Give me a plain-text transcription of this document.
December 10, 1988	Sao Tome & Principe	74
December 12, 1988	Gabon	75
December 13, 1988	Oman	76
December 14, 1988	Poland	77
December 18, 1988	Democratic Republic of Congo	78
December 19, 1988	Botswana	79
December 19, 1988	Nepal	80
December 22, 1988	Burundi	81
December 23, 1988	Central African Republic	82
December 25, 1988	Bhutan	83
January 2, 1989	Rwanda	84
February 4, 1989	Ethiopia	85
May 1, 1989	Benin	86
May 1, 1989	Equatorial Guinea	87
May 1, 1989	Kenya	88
::::
• TASK DETAILS
Word for word, write out all of the data above.

• WRITTEN SOLUTION
Give me a plain-text transcription of this document.
December 10, 1988	Sao Tome & Principe	74
December 12, 1988	Gabon	75
December 13, 1988	Oman	76
December 14, 1988	Poland	77
December 18, 1988	Democratic Republic of Congo	78
December 19, 1988	Botswana	79
December 19, 1988	Nepal	80
December 22, 1988	Burundi	81
December 23, 1988	Central African Republic	82
December 25, 1988	Bhutan	83
January 2, 1989	Rwanda	84
February 4, 1989	Ethiopia	85
May 1, 1989	Benin	86
May 1, 1989	Equatorial Guinea	87
May 1, 1989	Kenya	88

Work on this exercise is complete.